Nicholas Ashton, pianist solo, chamber, contemporary piano music

Nicholas Ashton, pianist

Programme Note 17/07/14, Hamburg Stock Exchange

Wolfgang Amadeus Mozart (1756-1791): Sonate Es-Dur Kv 282

Adagio
Menuetti I, II
Allegro

This Sonata is one of six virtuosic works which Mozart composed in Salzburg and Munich between 1174 and 1778. In contrast with the other five sonatas, Mozart here unusually substitutes the first movement allegro for an unashamedly romantic adagio, which is nevertheless in a sort of condensed sonata-form with a tiny coda. The middle movement comprises two minuets, which would certainly have been of influence to Beethoven in his setting of the third in many of his large-scale four movement sonatas. The concluding movement is a quick, very brilliant allegro, also in sonata-form. The overall expressive characteristic recalls the Empfindsamkeit style of the middle-period Classical style.

Die Sonate ist ein Teil von sechs virtuosen Klaviersonaten die Mozart zwischen Salzburg und Munchen von 1774 bis 1778 komponiert hat. Anders als in den anderen funf Sonaten is die Reihenfolge der Satze umgekehrt, sodass die Sonate ungewohnlicherweise mit einem romantisch anmutenden Satz beginnt. Dieser Satz ist trotzdem in einer Art kondensierter Sonaten-Hauptsatzform angelegt. Der mittlere Satz entspricht ein Paar eleganten Menuetten, das Beethoven sicherlich als dritten Satz in einer vierstazigen Struktur gebraucht hatte. Ein schnelles Allegro ersetzt als Schluss auch einen Sonaten-Hauptformstruktur. Der expressive Duktus des Werkes ist dem Stil der Empfindsamkeit verpflichtet, der die mittlere Periode der Klassik kennzeichnet.

Frederic Francois Chopin (1810-1849)

Grande Valse brillante, Ab Major, op 42, Vivace

An often-quoted cliché concerning Chopin’s works based upon dances, is that they are not intended for actual dancing. Certainly, the rhythms of the types of Polish traditional dance music (Mazur, Krakowiak, Polonaise), as well as the elegant Viennese Waltz, are appropriated and transformed through Chopin’s uniquely personal language and often take on a harmonic, structural and expressive complexity far removed from the ballroom.

> [Data shown]:
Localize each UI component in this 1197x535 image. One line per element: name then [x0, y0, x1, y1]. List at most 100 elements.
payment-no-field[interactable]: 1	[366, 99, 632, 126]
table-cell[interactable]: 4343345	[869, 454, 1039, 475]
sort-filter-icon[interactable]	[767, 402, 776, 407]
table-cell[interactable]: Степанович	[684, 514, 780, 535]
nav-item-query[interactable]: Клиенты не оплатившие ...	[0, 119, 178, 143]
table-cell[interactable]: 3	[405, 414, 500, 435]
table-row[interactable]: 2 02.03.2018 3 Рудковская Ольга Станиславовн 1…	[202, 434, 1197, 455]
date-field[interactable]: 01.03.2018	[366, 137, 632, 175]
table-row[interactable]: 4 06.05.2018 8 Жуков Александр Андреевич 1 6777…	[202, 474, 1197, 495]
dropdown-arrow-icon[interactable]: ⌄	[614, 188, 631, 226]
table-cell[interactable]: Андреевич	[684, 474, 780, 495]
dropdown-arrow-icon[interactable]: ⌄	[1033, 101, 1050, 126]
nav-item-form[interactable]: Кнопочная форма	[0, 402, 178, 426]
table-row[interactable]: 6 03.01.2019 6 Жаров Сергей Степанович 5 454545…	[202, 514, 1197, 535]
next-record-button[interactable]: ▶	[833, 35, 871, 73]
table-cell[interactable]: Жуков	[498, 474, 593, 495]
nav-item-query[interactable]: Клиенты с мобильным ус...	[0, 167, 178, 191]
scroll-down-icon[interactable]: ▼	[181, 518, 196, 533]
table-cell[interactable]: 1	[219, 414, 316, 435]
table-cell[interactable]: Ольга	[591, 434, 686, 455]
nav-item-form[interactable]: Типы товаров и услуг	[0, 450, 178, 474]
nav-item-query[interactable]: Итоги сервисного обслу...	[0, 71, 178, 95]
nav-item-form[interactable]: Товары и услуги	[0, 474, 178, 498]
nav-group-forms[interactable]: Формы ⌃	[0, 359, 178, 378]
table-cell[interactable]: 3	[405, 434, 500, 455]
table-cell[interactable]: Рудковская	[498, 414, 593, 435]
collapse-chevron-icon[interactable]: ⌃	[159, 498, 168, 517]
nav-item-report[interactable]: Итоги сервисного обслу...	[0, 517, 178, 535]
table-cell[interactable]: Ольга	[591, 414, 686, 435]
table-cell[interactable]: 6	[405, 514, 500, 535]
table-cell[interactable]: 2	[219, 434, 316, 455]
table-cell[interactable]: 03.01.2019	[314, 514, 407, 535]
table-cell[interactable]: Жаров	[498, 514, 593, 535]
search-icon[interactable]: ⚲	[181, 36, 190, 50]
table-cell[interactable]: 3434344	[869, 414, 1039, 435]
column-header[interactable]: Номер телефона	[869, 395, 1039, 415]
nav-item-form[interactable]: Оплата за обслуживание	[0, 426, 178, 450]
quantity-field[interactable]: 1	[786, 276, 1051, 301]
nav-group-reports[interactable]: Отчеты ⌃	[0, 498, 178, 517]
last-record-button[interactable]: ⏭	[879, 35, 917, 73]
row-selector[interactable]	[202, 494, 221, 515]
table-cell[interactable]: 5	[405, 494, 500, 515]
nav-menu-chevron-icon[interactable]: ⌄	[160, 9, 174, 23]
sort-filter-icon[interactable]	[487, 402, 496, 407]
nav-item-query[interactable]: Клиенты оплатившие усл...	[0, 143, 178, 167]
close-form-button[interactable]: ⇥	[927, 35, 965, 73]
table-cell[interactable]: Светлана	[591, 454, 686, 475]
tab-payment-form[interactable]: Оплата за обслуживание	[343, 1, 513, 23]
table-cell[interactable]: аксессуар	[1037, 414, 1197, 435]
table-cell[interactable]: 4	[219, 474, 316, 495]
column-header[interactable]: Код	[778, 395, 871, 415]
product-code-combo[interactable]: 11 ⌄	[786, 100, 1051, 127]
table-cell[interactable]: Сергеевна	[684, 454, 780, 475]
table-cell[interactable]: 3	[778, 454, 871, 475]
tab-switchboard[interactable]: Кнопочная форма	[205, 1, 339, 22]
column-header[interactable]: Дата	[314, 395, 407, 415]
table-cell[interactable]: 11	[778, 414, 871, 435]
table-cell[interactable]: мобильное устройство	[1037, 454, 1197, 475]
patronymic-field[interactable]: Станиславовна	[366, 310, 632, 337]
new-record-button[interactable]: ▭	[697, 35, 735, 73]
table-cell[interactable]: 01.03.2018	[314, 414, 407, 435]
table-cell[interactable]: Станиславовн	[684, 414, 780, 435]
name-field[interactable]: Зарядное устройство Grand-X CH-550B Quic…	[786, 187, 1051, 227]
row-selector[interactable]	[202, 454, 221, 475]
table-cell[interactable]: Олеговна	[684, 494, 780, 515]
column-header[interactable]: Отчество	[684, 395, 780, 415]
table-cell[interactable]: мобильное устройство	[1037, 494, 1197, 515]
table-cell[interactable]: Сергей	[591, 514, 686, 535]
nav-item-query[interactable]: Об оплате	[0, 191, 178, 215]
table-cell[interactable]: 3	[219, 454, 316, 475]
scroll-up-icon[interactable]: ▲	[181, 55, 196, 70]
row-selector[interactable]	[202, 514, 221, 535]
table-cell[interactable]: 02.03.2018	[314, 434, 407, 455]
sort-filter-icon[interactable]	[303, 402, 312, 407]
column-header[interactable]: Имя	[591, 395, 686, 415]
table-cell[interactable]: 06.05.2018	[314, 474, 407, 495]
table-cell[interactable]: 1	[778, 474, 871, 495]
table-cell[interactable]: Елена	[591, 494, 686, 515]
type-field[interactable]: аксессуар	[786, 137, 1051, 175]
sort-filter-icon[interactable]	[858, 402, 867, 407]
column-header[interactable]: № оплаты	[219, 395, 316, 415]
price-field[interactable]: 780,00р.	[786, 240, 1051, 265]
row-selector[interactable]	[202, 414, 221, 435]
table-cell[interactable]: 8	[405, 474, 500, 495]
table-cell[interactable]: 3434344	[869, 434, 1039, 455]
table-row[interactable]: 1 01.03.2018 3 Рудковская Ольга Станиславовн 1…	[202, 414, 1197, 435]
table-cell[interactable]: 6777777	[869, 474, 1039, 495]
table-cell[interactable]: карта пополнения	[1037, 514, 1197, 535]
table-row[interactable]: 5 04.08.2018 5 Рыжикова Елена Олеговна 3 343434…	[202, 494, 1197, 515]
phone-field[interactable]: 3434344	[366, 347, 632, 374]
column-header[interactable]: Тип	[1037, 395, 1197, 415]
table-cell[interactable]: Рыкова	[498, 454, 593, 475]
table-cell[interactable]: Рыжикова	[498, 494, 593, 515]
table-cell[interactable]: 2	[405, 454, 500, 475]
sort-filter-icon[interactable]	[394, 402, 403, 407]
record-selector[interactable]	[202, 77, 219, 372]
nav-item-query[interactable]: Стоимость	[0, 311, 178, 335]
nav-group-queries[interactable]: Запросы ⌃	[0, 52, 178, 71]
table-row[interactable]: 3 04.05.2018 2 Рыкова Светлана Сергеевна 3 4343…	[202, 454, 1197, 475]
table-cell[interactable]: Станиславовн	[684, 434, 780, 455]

> [Aim]: Repeat word for word the passage of the program note above, starting with "Programme Note 17/07/14, Hamburg" and going on through "middle-period Classical style.".

> [Result]:
Programme Note 17/07/14, Hamburg Stock Exchange

Wolfgang Amadeus Mozart (1756-1791): Sonate Es-Dur Kv 282

Adagio
Menuetti I, II
Allegro

This Sonata is one of six virtuosic works which Mozart composed in Salzburg and Munich between 1174 and 1778. In contrast with the other five sonatas, Mozart here unusually substitutes the first movement allegro for an unashamedly romantic adagio, which is nevertheless in a sort of condensed sonata-form with a tiny coda. The middle movement comprises two minuets, which would certainly have been of influence to Beethoven in his setting of the third in many of his large-scale four movement sonatas. The concluding movement is a quick, very brilliant allegro, also in sonata-form. The overall expressive characteristic recalls the Empfindsamkeit style of the middle-period Classical style.